* [Document text]:

************

Week 13. What on earth can we say about week 13. From hitch hiking a cop car to seeing the Taos Earth Ships, to breaking up a fight to taking a trip to ER and a million other things in between…

Lilly had been looking forward to seeing the Earth Ships – completely sustainable off-grid houses – for our entire trip so after leaving Albuquerque we spent a day hitch hiking up into the absolute middle of nowhere New Mexico to see them. Then we went to Texas, and things got a little crazy. Who’d have known.

Albuquerque Man

I don’t know that we ever knew the name of this man, and he took us just a few miles down the road, but we’re thankful he did and for all he told us about the mountains in the distance.


Rail picked us up in his van not long after and was happy to take us a few miles North to the road we needed for Santa Fe. Rail was one of those guys with a million stories to tell and a Jack of all trades, but today he was heading home after doing the electrics on his friend’s house. He would carry on the whole day, he said, but it was too damn hot to be in a tiny crawl space fiddling with wires. We agreed. Unfortunately he was headed home to what he was sure would be an argument, as his girlfriend had recently relapsed (he himself had been clean for 20 years since his son was born) and he wasn’t sure what to do about it.

Leo Santa Fe PD


We left Rail and were happily stood near the on-ramp, thumbs and sign out, hitching when a cop car pulled over. Damn. Hitch hiking isn’t illegal in the vast majority of states but it also isn’t hugely popular, so the police always take an interest. We’ve been stopped because people called the police on us, stopped because the police were bored and wondering what we were up to, and stopped because we look ‘really young’ and they thought we were ‘teen runaways’. “Which would this be?!” we asked ourselves as the cop climbed out…
“Want a lift?” he shouted in our direction. What?! YES! We grabbed our bags and ran towards the car, noticing the ‘Santa Fe Police’ emblazoned on the side. As we approached a stern look crossed his face: “You…you don’t have any guns do you?”. “No. We’re English.” we replied, and climbed into the caged-in, plastic back seats. Slightly surreal to be hitch hiking surrounded by bars, taking selfies and snapchats as people in the cars next to us look on totally confused why we were happy…Officer Leo took us all the way to the door of our hosts, Zoe and Amon, and happily took pictures with us afterwards. What a guy.

Zoe & Amon

Zoe and Amon were quite the pair. Having met when Zoe was studying in Botswana, they’d stayed in a long distance relationship for two years before Amon was able to move to the US and reunite them in New Mexico. Now, Zoe was a elementary school teacher, and the two lived together in a lovely split house with a bright, sociable kitchen. We had a great time playing “10,000”, a seemingly complicated but actually quite simple dice game, and hearing all about Zoe’s work – how do you teach kids whose parents never finished school themselves and who probably hadn’t eaten breakfast that day? She told us how the last day of school before summer doesn’t hold the excitement for many of them as it does for other kids, as for many of them it means having to be at home with drug addicted parents and nowhere to find food. On her teacher’s salary, Zoe was buying simple snacks and meals to prepare as food packs for kids she knew would struggle over the long school break.

************

* [The data]:
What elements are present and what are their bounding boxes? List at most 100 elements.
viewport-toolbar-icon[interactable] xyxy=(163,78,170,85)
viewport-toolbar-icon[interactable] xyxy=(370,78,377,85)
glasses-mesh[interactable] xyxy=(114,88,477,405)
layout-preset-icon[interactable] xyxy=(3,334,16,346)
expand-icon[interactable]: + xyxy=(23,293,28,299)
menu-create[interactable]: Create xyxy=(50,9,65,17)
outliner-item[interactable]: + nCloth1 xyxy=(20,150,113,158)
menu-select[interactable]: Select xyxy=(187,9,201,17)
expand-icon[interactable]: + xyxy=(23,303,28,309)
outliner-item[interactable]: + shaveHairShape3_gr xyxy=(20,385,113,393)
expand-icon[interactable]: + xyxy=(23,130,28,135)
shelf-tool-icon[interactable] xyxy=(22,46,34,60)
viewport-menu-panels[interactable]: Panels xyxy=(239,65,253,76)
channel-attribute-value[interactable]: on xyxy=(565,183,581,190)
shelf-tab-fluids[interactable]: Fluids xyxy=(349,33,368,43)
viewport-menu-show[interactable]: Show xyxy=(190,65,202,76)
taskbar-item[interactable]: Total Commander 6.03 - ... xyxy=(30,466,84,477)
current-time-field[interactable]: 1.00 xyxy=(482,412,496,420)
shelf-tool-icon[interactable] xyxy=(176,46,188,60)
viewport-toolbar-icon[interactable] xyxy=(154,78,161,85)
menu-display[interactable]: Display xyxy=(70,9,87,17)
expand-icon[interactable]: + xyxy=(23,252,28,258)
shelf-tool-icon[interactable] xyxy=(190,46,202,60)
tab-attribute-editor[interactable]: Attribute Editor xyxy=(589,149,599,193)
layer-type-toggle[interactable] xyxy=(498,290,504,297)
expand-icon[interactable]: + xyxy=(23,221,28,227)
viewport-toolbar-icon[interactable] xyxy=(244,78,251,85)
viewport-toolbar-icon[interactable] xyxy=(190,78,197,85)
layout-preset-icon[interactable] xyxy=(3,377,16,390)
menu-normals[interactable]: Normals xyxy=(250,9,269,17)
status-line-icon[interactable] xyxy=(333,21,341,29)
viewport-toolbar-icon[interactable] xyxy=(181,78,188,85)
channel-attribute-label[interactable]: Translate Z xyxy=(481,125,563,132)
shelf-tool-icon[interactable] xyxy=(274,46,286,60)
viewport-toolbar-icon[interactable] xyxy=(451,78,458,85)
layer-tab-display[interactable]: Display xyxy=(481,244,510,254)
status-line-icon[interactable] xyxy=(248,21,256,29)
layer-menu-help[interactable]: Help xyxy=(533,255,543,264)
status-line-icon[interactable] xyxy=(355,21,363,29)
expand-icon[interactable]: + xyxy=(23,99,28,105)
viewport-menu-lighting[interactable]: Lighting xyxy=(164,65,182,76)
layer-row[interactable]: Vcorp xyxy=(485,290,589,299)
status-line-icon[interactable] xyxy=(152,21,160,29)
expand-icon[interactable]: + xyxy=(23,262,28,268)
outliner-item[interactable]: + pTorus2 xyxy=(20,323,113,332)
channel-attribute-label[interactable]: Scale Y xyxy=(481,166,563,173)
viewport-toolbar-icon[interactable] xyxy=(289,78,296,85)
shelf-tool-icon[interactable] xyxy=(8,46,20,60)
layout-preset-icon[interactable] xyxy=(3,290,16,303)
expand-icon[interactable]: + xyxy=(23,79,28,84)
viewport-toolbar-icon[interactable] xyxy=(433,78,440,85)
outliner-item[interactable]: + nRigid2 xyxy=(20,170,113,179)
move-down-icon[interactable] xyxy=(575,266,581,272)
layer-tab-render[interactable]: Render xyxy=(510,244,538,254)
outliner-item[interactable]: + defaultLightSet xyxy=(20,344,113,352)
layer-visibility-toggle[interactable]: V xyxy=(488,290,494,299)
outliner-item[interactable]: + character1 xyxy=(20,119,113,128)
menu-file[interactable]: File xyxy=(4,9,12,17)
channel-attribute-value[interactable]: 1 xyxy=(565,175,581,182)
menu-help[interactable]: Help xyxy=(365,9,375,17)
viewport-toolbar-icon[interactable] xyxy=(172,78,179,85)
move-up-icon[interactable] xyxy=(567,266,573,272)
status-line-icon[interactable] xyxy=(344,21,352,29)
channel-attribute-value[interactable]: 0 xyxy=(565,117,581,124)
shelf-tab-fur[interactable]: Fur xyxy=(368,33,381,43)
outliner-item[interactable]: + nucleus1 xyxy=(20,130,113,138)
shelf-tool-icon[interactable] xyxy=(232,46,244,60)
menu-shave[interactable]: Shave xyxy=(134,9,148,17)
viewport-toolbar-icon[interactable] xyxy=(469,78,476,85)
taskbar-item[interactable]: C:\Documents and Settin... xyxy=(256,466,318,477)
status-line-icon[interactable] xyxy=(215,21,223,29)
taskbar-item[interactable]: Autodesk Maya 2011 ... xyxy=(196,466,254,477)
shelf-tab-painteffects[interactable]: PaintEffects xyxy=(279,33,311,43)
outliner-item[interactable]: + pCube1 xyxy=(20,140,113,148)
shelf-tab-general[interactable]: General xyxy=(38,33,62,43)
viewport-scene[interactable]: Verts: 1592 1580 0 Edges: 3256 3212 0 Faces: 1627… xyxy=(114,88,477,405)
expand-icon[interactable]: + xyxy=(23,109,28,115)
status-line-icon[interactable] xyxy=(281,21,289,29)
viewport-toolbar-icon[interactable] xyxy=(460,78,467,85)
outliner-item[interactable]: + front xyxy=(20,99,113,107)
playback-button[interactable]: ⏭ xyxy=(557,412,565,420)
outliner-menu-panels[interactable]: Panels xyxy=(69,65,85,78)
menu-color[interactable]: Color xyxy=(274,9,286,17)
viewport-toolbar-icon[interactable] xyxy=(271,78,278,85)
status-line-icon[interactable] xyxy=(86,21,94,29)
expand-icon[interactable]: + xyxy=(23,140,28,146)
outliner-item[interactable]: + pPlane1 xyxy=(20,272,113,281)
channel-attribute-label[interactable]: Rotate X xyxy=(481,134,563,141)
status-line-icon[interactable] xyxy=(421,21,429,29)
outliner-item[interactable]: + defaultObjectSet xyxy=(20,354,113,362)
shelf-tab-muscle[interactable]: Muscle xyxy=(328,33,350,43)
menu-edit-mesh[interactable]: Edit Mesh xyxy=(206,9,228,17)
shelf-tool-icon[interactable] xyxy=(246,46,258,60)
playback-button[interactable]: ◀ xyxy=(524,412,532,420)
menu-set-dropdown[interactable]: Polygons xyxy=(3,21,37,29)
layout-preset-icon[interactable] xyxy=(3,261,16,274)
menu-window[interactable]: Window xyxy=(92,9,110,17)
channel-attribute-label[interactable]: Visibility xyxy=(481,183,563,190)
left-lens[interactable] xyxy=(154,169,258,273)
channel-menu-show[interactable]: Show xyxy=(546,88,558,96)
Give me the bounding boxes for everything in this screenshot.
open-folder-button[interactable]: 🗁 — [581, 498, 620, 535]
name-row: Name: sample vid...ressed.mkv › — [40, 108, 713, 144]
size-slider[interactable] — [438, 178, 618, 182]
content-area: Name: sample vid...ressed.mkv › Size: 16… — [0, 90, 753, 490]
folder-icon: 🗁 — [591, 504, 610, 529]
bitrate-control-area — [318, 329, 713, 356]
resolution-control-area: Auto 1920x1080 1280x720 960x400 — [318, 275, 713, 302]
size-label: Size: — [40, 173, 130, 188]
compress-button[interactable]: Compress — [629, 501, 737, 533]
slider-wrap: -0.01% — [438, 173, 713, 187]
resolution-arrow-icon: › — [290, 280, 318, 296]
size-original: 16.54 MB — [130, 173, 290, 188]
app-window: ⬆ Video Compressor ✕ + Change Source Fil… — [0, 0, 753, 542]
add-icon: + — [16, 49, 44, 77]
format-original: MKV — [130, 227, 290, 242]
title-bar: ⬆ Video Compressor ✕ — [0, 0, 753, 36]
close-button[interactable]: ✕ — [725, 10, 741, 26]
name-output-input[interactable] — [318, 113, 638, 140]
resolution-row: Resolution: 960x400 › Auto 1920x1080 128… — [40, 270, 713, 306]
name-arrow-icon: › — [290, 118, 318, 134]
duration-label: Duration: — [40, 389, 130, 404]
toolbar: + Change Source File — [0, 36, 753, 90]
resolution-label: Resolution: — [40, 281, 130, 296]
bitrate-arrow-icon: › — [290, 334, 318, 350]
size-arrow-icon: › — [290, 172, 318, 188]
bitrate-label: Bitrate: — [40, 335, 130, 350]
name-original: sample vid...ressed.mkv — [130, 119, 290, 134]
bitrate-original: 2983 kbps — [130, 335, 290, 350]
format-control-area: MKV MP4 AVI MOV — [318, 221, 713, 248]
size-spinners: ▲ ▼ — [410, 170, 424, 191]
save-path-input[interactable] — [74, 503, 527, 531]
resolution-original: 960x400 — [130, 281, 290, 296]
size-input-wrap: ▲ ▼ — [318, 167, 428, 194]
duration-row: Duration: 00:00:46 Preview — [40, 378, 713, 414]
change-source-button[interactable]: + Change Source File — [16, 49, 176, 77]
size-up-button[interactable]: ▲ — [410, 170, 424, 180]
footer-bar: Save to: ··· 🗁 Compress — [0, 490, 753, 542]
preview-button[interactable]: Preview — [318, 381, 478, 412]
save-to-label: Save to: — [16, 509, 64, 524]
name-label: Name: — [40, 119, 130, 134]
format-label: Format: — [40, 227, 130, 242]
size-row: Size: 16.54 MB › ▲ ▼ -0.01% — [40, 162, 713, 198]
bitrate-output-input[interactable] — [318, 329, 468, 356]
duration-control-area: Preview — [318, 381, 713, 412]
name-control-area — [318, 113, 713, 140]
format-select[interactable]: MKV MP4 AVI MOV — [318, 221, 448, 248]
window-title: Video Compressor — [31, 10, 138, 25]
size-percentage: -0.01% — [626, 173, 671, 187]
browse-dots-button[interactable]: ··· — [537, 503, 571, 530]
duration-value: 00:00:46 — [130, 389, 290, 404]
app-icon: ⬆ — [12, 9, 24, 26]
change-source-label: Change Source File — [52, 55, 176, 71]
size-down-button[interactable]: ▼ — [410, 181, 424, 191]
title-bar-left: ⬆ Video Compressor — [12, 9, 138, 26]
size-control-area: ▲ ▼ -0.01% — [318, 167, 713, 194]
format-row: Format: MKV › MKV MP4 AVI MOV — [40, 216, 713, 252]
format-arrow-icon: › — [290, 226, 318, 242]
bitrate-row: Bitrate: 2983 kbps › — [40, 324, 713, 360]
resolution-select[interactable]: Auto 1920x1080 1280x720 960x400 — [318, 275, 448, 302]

************

* [Required tasks]:
(A) Reproduce the part of the hitchhiking account that opens with the words containing "Rail picked us" and closes with "do about it.", substituting "truck" for "van".
(B) Copy out the lines of the listing verbatim, from its first line through the line that contains "channel-attribute-value[interactable]: on xyxy=(565,183,581,190)", with both of those lines included.

* [Written responses]:
(A)
Rail picked us up in his truck not long after and was happy to take us a few miles North to the road we needed for Santa Fe. Rail was one of those guys with a million stories to tell and a Jack of all trades, but today he was heading home after doing the electrics on his friend’s house. He would carry on the whole day, he said, but it was too damn hot to be in a tiny crawl space fiddling with wires. We agreed. Unfortunately he was headed home to what he was sure would be an argument, as his girlfriend had recently relapsed (he himself had been clean for 20 years since his son was born) and he wasn’t sure what to do about it.

(B)
What elements are present and what are their bounding boxes? List at most 100 elements.
viewport-toolbar-icon[interactable] xyxy=(163,78,170,85)
viewport-toolbar-icon[interactable] xyxy=(370,78,377,85)
glasses-mesh[interactable] xyxy=(114,88,477,405)
layout-preset-icon[interactable] xyxy=(3,334,16,346)
expand-icon[interactable]: + xyxy=(23,293,28,299)
menu-create[interactable]: Create xyxy=(50,9,65,17)
outliner-item[interactable]: + nCloth1 xyxy=(20,150,113,158)
menu-select[interactable]: Select xyxy=(187,9,201,17)
expand-icon[interactable]: + xyxy=(23,303,28,309)
outliner-item[interactable]: + shaveHairShape3_gr xyxy=(20,385,113,393)
expand-icon[interactable]: + xyxy=(23,130,28,135)
shelf-tool-icon[interactable] xyxy=(22,46,34,60)
viewport-menu-panels[interactable]: Panels xyxy=(239,65,253,76)
channel-attribute-value[interactable]: on xyxy=(565,183,581,190)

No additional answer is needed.